**Exercise aim:**
Repeat each line of the material exactly.

**Record set:**
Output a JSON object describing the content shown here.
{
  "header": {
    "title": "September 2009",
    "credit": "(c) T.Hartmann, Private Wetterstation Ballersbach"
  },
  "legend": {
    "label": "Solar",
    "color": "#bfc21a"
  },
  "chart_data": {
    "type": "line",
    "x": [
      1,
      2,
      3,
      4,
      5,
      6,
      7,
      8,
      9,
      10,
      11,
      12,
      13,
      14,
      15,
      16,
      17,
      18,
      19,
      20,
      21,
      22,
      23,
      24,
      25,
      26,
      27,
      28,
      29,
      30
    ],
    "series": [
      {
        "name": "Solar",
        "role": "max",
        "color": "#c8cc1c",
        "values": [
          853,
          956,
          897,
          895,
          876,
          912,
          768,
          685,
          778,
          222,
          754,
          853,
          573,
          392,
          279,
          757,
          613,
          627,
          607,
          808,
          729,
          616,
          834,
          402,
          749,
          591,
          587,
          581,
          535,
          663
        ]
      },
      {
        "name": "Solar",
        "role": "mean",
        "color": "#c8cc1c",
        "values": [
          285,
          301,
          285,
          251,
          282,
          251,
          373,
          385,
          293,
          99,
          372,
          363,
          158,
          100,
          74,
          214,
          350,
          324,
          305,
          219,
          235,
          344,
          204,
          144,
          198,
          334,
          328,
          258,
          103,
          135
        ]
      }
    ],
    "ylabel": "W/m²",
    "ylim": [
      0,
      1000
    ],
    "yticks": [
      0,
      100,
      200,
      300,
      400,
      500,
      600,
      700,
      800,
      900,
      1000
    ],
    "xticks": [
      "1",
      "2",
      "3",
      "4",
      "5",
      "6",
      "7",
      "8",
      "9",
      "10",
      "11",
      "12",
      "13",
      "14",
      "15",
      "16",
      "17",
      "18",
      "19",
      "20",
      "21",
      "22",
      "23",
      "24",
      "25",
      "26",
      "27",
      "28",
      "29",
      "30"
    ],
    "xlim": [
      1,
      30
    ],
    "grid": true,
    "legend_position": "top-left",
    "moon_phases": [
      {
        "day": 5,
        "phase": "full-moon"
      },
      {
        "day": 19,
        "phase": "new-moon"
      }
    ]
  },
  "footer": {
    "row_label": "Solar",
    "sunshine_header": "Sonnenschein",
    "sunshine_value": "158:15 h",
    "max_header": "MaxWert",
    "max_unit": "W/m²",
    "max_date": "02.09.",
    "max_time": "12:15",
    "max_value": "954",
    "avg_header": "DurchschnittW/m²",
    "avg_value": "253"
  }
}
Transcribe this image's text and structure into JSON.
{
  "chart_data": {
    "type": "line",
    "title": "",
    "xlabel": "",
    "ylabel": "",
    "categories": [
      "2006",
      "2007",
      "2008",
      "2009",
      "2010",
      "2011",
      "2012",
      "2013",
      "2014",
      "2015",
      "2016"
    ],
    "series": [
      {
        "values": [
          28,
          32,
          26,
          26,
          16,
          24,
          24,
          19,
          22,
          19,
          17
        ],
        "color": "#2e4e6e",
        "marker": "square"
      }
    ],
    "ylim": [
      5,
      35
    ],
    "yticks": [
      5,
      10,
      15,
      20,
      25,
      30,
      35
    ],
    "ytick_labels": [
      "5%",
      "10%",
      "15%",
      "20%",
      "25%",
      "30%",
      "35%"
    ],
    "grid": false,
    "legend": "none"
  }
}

**Complete answer:**
Output a JSON object describing the content shown here.
{
  "header": {
    "title": "September 2009",
    "credit": "(c) T.Hartmann, Private Wetterstation Ballersbach"
  },
  "legend": {
    "label": "Solar",
    "color": "#bfc21a"
  },
  "chart_data": {
    "type": "line",
    "x": [
      1,
      2,
      3,
      4,
      5,
      6,
      7,
      8,
      9,
      10,
      11,
      12,
      13,
      14,
      15,
      16,
      17,
      18,
      19,
      20,
      21,
      22,
      23,
      24,
      25,
      26,
      27,
      28,
      29,
      30
    ],
    "series": [
      {
        "name": "Solar",
        "role": "max",
        "color": "#c8cc1c",
        "values": [
          853,
          956,
          897,
          895,
          876,
          912,
          768,
          685,
          778,
          222,
          754,
          853,
          573,
          392,
          279,
          757,
          613,
          627,
          607,
          808,
          729,
          616,
          834,
          402,
          749,
          591,
          587,
          581,
          535,
          663
        ]
      },
      {
        "name": "Solar",
        "role": "mean",
        "color": "#c8cc1c",
        "values": [
          285,
          301,
          285,
          251,
          282,
          251,
          373,
          385,
          293,
          99,
          372,
          363,
          158,
          100,
          74,
          214,
          350,
          324,
          305,
          219,
          235,
          344,
          204,
          144,
          198,
          334,
          328,
          258,
          103,
          135
        ]
      }
    ],
    "ylabel": "W/m²",
    "ylim": [
      0,
      1000
    ],
    "yticks": [
      0,
      100,
      200,
      300,
      400,
      500,
      600,
      700,
      800,
      900,
      1000
    ],
    "xticks": [
      "1",
      "2",
      "3",
      "4",
      "5",
      "6",
      "7",
      "8",
      "9",
      "10",
      "11",
      "12",
      "13",
      "14",
      "15",
      "16",
      "17",
      "18",
      "19",
      "20",
      "21",
      "22",
      "23",
      "24",
      "25",
      "26",
      "27",
      "28",
      "29",
      "30"
    ],
    "xlim": [
      1,
      30
    ],
    "grid": true,
    "legend_position": "top-left",
    "moon_phases": [
      {
        "day": 5,
        "phase": "full-moon"
      },
      {
        "day": 19,
        "phase": "new-moon"
      }
    ]
  },
  "footer": {
    "row_label": "Solar",
    "sunshine_header": "Sonnenschein",
    "sunshine_value": "158:15 h",
    "max_header": "MaxWert",
    "max_unit": "W/m²",
    "max_date": "02.09.",
    "max_time": "12:15",
    "max_value": "954",
    "avg_header": "DurchschnittW/m²",
    "avg_value": "253"
  }
}
Transcribe this image's text and structure into JSON.
{
  "chart_data": {
    "type": "line",
    "title": "",
    "xlabel": "",
    "ylabel": "",
    "categories": [
      "2006",
      "2007",
      "2008",
      "2009",
      "2010",
      "2011",
      "2012",
      "2013",
      "2014",
      "2015",
      "2016"
    ],
    "series": [
      {
        "values": [
          28,
          32,
          26,
          26,
          16,
          24,
          24,
          19,
          22,
          19,
          17
        ],
        "color": "#2e4e6e",
        "marker": "square"
      }
    ],
    "ylim": [
      5,
      35
    ],
    "yticks": [
      5,
      10,
      15,
      20,
      25,
      30,
      35
    ],
    "ytick_labels": [
      "5%",
      "10%",
      "15%",
      "20%",
      "25%",
      "30%",
      "35%"
    ],
    "grid": false,
    "legend": "none"
  }
}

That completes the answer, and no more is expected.